** Start of Task data **

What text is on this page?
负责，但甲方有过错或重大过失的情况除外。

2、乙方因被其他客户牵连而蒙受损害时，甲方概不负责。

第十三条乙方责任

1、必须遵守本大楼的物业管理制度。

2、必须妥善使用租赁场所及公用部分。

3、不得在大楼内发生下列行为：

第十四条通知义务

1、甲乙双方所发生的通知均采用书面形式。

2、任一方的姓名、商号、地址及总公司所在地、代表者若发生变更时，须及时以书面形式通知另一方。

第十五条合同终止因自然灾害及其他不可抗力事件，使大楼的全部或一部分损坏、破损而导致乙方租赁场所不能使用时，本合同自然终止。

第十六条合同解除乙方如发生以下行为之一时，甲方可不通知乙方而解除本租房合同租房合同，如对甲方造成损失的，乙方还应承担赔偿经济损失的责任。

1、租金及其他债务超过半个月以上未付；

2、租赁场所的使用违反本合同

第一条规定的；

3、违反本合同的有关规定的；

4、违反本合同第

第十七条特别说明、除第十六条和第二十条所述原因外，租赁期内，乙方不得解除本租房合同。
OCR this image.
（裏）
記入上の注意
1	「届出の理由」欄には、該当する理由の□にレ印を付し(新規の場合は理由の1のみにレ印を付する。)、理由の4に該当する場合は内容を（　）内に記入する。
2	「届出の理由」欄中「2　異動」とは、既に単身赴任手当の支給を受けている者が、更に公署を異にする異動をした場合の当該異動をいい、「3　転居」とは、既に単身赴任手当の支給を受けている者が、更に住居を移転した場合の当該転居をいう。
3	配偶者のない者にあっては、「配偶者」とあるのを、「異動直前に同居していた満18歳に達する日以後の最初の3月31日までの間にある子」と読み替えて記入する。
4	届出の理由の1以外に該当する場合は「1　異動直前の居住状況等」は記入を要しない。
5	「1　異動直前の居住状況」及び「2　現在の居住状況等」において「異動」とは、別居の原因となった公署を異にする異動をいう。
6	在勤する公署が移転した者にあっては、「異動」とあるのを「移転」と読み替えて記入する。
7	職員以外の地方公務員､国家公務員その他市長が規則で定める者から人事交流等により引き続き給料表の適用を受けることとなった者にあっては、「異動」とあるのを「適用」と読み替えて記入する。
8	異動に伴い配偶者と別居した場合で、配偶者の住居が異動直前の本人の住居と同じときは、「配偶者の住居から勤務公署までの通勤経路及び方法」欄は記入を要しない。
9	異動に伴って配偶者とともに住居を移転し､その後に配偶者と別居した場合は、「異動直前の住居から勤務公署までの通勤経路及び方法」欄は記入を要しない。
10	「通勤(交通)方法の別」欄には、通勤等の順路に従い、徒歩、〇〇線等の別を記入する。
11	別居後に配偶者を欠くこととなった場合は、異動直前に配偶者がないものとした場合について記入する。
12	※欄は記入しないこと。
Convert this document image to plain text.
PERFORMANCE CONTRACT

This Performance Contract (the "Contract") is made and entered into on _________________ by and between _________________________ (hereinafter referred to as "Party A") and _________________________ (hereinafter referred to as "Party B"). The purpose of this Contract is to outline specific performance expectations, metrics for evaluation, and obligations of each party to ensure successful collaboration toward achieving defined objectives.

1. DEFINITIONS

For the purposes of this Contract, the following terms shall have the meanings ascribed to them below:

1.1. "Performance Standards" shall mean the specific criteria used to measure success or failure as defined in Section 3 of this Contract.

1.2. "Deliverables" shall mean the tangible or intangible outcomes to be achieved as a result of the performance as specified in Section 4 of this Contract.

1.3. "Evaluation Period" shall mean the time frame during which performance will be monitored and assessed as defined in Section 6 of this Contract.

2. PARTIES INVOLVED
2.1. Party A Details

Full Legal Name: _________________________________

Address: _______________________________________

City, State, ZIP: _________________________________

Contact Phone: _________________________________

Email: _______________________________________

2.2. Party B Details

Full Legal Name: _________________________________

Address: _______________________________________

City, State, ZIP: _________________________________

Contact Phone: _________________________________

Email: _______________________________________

** End of Task data **

• [Work to complete]:
In the lines above, locate the string "Section". Copy every line where it occurs.

• [Solved problem]:
1.1. "Performance Standards" shall mean the specific criteria used to measure success or failure as defined in Section 3 of this Contract.
1.2. "Deliverables" shall mean the tangible or intangible outcomes to be achieved as a result of the performance as specified in Section 4 of this Contract.
1.3. "Evaluation Period" shall mean the time frame during which performance will be monitored and assessed as defined in Section 6 of this Contract.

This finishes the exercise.